**Given task**. Copy every line of the entries that includes the word "raccordés".

**Records to use**.
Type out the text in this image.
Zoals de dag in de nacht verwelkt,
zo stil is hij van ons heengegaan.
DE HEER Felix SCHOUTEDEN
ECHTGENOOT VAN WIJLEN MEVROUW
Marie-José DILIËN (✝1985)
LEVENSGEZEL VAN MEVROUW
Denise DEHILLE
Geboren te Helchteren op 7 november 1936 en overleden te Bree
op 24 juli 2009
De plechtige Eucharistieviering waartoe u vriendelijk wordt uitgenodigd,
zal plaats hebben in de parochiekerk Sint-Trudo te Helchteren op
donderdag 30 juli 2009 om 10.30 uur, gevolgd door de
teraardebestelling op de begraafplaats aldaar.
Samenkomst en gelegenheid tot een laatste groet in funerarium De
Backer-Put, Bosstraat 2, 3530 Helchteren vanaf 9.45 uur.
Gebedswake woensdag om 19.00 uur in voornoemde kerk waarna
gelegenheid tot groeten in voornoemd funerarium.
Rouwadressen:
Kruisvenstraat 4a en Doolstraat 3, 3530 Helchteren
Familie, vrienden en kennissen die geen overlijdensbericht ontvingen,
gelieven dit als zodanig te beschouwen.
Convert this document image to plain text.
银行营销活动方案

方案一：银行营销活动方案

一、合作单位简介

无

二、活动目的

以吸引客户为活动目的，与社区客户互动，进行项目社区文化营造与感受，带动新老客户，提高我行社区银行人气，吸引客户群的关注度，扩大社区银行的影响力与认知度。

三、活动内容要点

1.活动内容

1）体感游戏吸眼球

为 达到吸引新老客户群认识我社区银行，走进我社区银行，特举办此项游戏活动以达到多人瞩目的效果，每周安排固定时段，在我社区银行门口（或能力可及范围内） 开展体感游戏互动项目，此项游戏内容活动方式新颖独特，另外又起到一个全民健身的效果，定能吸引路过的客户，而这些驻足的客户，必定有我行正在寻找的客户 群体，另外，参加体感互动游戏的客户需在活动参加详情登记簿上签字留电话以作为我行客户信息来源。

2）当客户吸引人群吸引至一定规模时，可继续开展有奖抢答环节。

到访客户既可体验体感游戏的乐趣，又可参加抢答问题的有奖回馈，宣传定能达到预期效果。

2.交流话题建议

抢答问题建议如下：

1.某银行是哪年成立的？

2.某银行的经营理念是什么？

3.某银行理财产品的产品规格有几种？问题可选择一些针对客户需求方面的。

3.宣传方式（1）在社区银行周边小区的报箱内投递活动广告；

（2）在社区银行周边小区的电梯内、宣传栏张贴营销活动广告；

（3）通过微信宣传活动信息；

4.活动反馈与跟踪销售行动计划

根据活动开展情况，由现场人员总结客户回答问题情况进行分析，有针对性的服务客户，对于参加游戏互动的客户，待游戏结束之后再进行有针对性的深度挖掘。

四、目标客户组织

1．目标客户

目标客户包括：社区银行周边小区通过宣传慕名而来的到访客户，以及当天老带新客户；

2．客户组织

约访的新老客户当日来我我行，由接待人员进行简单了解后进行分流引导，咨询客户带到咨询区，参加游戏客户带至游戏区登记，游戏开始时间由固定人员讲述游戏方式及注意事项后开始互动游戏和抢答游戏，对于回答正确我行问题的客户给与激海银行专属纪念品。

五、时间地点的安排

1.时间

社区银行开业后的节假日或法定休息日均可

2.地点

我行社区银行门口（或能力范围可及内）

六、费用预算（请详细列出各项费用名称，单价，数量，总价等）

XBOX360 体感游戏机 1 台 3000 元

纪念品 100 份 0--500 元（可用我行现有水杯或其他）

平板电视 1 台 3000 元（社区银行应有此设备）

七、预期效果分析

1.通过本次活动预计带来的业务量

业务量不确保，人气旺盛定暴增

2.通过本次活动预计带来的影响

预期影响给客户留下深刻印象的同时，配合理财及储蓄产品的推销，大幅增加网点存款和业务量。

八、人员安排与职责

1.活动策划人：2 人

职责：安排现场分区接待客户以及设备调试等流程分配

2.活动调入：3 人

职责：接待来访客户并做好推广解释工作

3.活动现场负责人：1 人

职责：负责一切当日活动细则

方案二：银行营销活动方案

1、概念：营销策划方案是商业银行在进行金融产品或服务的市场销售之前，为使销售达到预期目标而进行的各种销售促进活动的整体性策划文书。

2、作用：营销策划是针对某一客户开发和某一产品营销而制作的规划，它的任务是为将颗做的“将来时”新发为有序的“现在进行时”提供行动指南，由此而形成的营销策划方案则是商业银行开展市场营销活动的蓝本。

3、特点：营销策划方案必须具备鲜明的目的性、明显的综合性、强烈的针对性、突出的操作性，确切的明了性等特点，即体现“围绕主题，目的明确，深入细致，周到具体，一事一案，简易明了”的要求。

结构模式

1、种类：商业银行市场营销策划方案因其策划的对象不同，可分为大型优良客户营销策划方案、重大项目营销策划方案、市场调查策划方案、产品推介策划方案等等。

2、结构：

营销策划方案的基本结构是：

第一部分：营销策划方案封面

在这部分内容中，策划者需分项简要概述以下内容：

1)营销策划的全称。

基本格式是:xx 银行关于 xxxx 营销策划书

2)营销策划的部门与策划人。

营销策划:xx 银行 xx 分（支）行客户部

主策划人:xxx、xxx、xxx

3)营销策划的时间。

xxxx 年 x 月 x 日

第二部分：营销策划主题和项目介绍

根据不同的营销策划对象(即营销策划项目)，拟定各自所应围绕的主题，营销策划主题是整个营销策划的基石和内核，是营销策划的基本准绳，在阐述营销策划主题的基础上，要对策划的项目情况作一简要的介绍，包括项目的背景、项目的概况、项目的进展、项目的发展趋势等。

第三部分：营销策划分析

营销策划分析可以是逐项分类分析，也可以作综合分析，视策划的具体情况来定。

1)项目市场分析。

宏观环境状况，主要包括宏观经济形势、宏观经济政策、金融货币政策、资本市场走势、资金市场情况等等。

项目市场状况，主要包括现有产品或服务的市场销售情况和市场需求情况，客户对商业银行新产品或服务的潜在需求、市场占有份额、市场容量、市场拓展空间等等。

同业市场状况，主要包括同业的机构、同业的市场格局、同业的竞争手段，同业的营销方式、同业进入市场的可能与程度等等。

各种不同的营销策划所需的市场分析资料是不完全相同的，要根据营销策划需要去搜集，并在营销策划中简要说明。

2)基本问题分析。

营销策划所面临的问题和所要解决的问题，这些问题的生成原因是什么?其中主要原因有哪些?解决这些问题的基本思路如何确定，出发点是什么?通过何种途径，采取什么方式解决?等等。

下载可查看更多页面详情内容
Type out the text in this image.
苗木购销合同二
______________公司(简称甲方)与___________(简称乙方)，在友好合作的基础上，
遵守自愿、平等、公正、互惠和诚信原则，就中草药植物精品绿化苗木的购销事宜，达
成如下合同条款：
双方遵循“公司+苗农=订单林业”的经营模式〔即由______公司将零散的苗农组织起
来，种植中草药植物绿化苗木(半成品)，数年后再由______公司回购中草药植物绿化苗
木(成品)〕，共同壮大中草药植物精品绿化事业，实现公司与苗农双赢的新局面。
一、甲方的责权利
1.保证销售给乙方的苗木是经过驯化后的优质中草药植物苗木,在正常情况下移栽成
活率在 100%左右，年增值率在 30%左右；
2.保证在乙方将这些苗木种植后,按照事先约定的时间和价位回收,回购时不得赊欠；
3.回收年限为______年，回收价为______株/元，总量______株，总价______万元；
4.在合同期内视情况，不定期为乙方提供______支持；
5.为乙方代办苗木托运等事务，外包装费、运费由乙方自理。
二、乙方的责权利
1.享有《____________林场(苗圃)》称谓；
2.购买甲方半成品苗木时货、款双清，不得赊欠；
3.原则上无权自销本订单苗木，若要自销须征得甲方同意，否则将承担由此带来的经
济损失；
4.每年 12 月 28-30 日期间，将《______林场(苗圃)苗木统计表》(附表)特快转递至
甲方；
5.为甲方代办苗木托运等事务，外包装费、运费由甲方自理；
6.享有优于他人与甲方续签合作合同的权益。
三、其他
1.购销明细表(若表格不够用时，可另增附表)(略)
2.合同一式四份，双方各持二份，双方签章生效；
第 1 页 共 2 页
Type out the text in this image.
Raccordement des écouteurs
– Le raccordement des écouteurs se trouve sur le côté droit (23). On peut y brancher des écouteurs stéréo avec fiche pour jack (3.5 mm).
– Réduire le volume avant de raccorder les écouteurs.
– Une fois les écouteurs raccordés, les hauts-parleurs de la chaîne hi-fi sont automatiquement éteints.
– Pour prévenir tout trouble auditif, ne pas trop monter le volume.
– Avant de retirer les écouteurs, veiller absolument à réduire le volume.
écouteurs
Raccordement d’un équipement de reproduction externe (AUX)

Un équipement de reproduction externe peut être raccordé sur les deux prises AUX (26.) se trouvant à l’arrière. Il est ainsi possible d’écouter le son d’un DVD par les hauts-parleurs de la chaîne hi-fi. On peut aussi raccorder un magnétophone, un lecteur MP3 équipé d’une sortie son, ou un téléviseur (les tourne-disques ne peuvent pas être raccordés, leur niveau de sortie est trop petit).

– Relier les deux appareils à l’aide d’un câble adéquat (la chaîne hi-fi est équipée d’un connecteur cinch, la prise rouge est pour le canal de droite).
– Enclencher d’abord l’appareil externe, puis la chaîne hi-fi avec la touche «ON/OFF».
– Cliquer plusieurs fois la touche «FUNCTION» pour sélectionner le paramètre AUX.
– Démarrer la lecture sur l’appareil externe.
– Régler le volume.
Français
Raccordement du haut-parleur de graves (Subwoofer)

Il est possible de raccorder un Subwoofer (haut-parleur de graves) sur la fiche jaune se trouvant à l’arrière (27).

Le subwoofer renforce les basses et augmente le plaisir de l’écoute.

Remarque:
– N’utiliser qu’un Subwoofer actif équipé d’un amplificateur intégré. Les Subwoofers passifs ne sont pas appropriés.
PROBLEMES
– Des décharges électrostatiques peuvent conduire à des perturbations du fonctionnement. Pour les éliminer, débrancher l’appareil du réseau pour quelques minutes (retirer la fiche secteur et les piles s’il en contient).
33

**Response**.
– Une fois les écouteurs raccordés, les hauts-parleurs de la chaîne hi-fi sont automatiquement éteints.
Un équipement de reproduction externe peut être raccordé sur les deux prises AUX (26.) se trouvant à l’arrière. Il est ainsi possible d’écouter le son d’un DVD par les hauts-parleurs de la chaîne hi-fi. On peut aussi raccorder un magnétophone, un lecteur MP3 équipé d’une sortie son, ou un téléviseur (les tourne-disques ne peuvent pas être raccordés, leur niveau de sortie est trop petit).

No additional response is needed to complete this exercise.